● **Problem to solve**
The records below should be written out again, exactly.
═════ Material provided ═════
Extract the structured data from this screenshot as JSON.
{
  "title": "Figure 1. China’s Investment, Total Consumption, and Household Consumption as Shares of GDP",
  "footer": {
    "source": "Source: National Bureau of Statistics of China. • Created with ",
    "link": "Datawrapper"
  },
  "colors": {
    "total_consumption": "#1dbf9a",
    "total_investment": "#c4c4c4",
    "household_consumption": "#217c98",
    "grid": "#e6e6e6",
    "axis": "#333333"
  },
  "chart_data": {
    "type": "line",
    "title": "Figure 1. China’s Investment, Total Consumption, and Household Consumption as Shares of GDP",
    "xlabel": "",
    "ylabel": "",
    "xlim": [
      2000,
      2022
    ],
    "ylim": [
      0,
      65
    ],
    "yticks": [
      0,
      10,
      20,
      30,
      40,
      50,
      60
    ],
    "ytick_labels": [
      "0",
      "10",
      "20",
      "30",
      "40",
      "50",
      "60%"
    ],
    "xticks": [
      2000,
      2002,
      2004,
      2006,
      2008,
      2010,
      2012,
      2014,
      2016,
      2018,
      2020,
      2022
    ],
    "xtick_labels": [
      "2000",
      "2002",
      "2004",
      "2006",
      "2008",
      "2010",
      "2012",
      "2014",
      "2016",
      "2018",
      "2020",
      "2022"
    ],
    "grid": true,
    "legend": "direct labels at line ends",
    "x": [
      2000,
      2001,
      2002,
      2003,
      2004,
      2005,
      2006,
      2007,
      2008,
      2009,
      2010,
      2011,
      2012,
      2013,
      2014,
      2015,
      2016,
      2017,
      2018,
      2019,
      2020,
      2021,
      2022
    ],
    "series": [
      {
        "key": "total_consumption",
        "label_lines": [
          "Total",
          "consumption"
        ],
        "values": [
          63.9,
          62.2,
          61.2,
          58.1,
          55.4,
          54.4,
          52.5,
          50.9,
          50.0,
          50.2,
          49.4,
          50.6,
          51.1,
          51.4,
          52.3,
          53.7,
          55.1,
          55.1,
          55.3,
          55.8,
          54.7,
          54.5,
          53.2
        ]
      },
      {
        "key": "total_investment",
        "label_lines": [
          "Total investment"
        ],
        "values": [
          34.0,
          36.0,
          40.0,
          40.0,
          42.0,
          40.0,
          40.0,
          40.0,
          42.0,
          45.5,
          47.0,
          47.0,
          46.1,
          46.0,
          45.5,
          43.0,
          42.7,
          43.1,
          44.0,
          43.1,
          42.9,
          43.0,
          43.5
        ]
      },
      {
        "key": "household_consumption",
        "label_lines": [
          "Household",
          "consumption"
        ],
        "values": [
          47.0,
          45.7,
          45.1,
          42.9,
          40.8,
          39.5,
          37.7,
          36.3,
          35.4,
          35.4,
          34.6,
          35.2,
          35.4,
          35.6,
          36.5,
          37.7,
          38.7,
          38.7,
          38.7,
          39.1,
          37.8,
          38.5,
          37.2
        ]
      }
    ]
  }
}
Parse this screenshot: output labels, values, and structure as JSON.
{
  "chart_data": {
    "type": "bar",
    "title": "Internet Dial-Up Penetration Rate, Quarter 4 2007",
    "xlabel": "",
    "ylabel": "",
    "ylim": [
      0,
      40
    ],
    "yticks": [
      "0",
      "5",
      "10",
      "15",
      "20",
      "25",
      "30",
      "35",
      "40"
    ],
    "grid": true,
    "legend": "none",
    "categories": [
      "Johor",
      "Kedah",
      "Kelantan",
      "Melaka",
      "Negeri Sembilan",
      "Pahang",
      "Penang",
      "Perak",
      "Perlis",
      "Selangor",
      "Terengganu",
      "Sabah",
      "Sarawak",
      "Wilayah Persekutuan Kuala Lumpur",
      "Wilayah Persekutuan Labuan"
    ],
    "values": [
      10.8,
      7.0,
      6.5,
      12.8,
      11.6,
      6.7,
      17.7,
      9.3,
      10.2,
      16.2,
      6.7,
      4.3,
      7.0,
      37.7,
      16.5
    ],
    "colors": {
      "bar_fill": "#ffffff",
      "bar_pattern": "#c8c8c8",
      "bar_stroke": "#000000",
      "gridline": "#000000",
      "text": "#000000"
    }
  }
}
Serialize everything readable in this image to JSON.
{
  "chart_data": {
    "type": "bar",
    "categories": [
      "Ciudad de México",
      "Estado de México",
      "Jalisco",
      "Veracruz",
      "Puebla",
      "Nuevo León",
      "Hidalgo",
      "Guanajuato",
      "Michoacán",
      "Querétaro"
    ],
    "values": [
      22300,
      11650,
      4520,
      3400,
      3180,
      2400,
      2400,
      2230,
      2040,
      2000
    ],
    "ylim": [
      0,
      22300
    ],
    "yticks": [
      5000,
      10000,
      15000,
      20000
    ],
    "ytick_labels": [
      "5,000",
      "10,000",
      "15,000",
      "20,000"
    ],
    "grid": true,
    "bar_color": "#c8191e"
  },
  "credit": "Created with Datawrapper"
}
═════
● **Exercise response**
Extract the structured data from this screenshot as JSON.
{
  "title": "Figure 1. China’s Investment, Total Consumption, and Household Consumption as Shares of GDP",
  "footer": {
    "source": "Source: National Bureau of Statistics of China. • Created with ",
    "link": "Datawrapper"
  },
  "colors": {
    "total_consumption": "#1dbf9a",
    "total_investment": "#c4c4c4",
    "household_consumption": "#217c98",
    "grid": "#e6e6e6",
    "axis": "#333333"
  },
  "chart_data": {
    "type": "line",
    "title": "Figure 1. China’s Investment, Total Consumption, and Household Consumption as Shares of GDP",
    "xlabel": "",
    "ylabel": "",
    "xlim": [
      2000,
      2022
    ],
    "ylim": [
      0,
      65
    ],
    "yticks": [
      0,
      10,
      20,
      30,
      40,
      50,
      60
    ],
    "ytick_labels": [
      "0",
      "10",
      "20",
      "30",
      "40",
      "50",
      "60%"
    ],
    "xticks": [
      2000,
      2002,
      2004,
      2006,
      2008,
      2010,
      2012,
      2014,
      2016,
      2018,
      2020,
      2022
    ],
    "xtick_labels": [
      "2000",
      "2002",
      "2004",
      "2006",
      "2008",
      "2010",
      "2012",
      "2014",
      "2016",
      "2018",
      "2020",
      "2022"
    ],
    "grid": true,
    "legend": "direct labels at line ends",
    "x": [
      2000,
      2001,
      2002,
      2003,
      2004,
      2005,
      2006,
      2007,
      2008,
      2009,
      2010,
      2011,
      2012,
      2013,
      2014,
      2015,
      2016,
      2017,
      2018,
      2019,
      2020,
      2021,
      2022
    ],
    "series": [
      {
        "key": "total_consumption",
        "label_lines": [
          "Total",
          "consumption"
        ],
        "values": [
          63.9,
          62.2,
          61.2,
          58.1,
          55.4,
          54.4,
          52.5,
          50.9,
          50.0,
          50.2,
          49.4,
          50.6,
          51.1,
          51.4,
          52.3,
          53.7,
          55.1,
          55.1,
          55.3,
          55.8,
          54.7,
          54.5,
          53.2
        ]
      },
      {
        "key": "total_investment",
        "label_lines": [
          "Total investment"
        ],
        "values": [
          34.0,
          36.0,
          40.0,
          40.0,
          42.0,
          40.0,
          40.0,
          40.0,
          42.0,
          45.5,
          47.0,
          47.0,
          46.1,
          46.0,
          45.5,
          43.0,
          42.7,
          43.1,
          44.0,
          43.1,
          42.9,
          43.0,
          43.5
        ]
      },
      {
        "key": "household_consumption",
        "label_lines": [
          "Household",
          "consumption"
        ],
        "values": [
          47.0,
          45.7,
          45.1,
          42.9,
          40.8,
          39.5,
          37.7,
          36.3,
          35.4,
          35.4,
          34.6,
          35.2,
          35.4,
          35.6,
          36.5,
          37.7,
          38.7,
          38.7,
          38.7,
          39.1,
          37.8,
          38.5,
          37.2
        ]
      }
    ]
  }
}
Parse this screenshot: output labels, values, and structure as JSON.
{
  "chart_data": {
    "type": "bar",
    "title": "Internet Dial-Up Penetration Rate, Quarter 4 2007",
    "xlabel": "",
    "ylabel": "",
    "ylim": [
      0,
      40
    ],
    "yticks": [
      "0",
      "5",
      "10",
      "15",
      "20",
      "25",
      "30",
      "35",
      "40"
    ],
    "grid": true,
    "legend": "none",
    "categories": [
      "Johor",
      "Kedah",
      "Kelantan",
      "Melaka",
      "Negeri Sembilan",
      "Pahang",
      "Penang",
      "Perak",
      "Perlis",
      "Selangor",
      "Terengganu",
      "Sabah",
      "Sarawak",
      "Wilayah Persekutuan Kuala Lumpur",
      "Wilayah Persekutuan Labuan"
    ],
    "values": [
      10.8,
      7.0,
      6.5,
      12.8,
      11.6,
      6.7,
      17.7,
      9.3,
      10.2,
      16.2,
      6.7,
      4.3,
      7.0,
      37.7,
      16.5
    ],
    "colors": {
      "bar_fill": "#ffffff",
      "bar_pattern": "#c8c8c8",
      "bar_stroke": "#000000",
      "gridline": "#000000",
      "text": "#000000"
    }
  }
}
Serialize everything readable in this image to JSON.
{
  "chart_data": {
    "type": "bar",
    "categories": [
      "Ciudad de México",
      "Estado de México",
      "Jalisco",
      "Veracruz",
      "Puebla",
      "Nuevo León",
      "Hidalgo",
      "Guanajuato",
      "Michoacán",
      "Querétaro"
    ],
    "values": [
      22300,
      11650,
      4520,
      3400,
      3180,
      2400,
      2400,
      2230,
      2040,
      2000
    ],
    "ylim": [
      0,
      22300
    ],
    "yticks": [
      5000,
      10000,
      15000,
      20000
    ],
    "ytick_labels": [
      "5,000",
      "10,000",
      "15,000",
      "20,000"
    ],
    "grid": true,
    "bar_color": "#c8191e"
  },
  "credit": "Created with Datawrapper"
}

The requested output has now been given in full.